-- begin Input data --

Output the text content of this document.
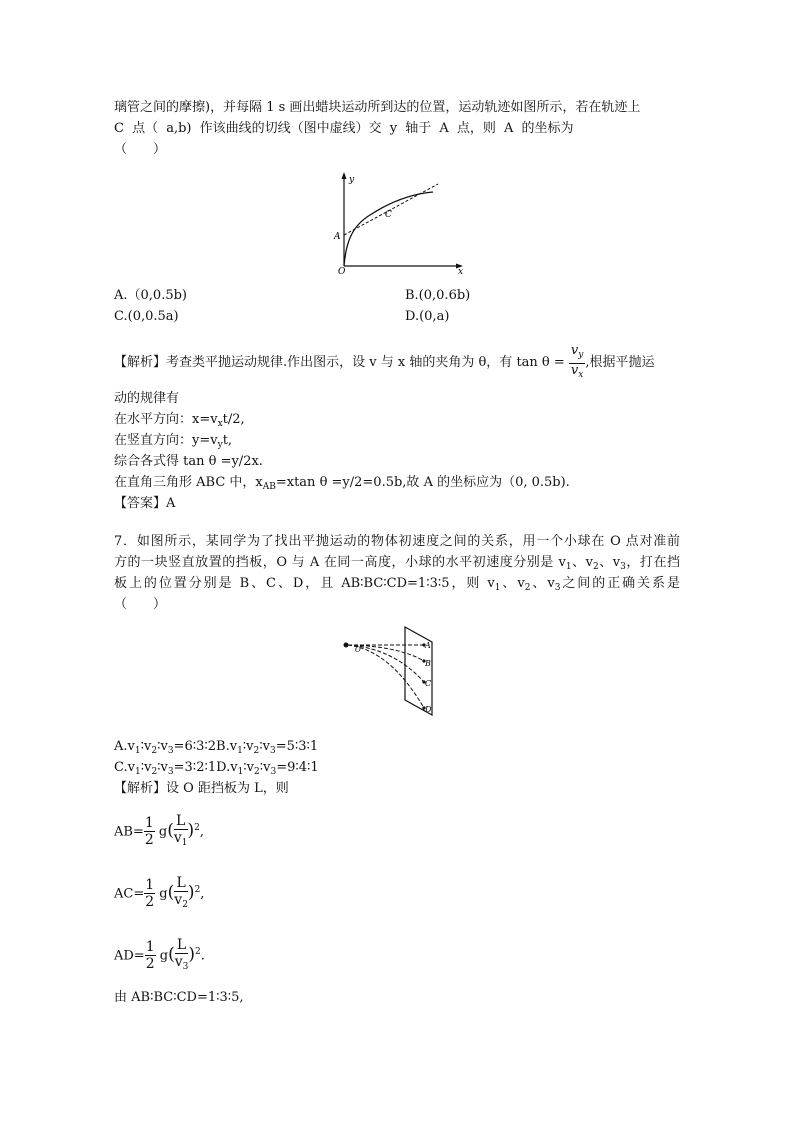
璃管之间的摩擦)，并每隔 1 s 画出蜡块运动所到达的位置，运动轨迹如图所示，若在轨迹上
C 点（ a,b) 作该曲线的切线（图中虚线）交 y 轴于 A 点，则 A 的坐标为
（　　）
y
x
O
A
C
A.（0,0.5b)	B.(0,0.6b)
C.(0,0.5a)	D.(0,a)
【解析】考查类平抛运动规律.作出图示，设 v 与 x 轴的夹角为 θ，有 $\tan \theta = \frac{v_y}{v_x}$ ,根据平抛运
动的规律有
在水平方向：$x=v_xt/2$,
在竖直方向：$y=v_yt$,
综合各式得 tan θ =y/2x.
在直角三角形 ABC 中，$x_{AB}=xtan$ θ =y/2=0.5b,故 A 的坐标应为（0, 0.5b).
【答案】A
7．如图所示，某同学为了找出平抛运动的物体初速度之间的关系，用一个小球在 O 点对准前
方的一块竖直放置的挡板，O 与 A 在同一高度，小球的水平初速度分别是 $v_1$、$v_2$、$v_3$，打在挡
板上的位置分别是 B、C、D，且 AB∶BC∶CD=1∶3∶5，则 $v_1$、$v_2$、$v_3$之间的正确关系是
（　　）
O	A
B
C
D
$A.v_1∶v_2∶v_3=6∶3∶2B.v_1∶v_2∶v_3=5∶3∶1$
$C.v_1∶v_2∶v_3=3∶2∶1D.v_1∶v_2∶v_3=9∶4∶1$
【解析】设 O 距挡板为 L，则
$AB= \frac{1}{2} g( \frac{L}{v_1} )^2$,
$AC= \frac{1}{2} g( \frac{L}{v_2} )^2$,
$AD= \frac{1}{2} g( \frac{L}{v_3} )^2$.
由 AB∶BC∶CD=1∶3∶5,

-- end Input data --

Repeat the material above in full and unchanged, minus its images.

Output the text content of this document.
璃管之间的摩擦)，并每隔 1 s 画出蜡块运动所到达的位置，运动轨迹如图所示，若在轨迹上
C 点（ a,b) 作该曲线的切线（图中虚线）交 y 轴于 A 点，则 A 的坐标为
（　　）
y
x
O
A
C
A.（0,0.5b)	B.(0,0.6b)
C.(0,0.5a)	D.(0,a)
【解析】考查类平抛运动规律.作出图示，设 v 与 x 轴的夹角为 θ，有 $\tan \theta = \frac{v_y}{v_x}$ ,根据平抛运
动的规律有
在水平方向：$x=v_xt/2$,
在竖直方向：$y=v_yt$,
综合各式得 tan θ =y/2x.
在直角三角形 ABC 中，$x_{AB}=xtan$ θ =y/2=0.5b,故 A 的坐标应为（0, 0.5b).
【答案】A
7．如图所示，某同学为了找出平抛运动的物体初速度之间的关系，用一个小球在 O 点对准前
方的一块竖直放置的挡板，O 与 A 在同一高度，小球的水平初速度分别是 $v_1$、$v_2$、$v_3$，打在挡
板上的位置分别是 B、C、D，且 AB∶BC∶CD=1∶3∶5，则 $v_1$、$v_2$、$v_3$之间的正确关系是
（　　）
O	A
B
C
D
$A.v_1∶v_2∶v_3=6∶3∶2B.v_1∶v_2∶v_3=5∶3∶1$
$C.v_1∶v_2∶v_3=3∶2∶1D.v_1∶v_2∶v_3=9∶4∶1$
【解析】设 O 距挡板为 L，则
$AB= \frac{1}{2} g( \frac{L}{v_1} )^2$,
$AC= \frac{1}{2} g( \frac{L}{v_2} )^2$,
$AD= \frac{1}{2} g( \frac{L}{v_3} )^2$.
由 AB∶BC∶CD=1∶3∶5,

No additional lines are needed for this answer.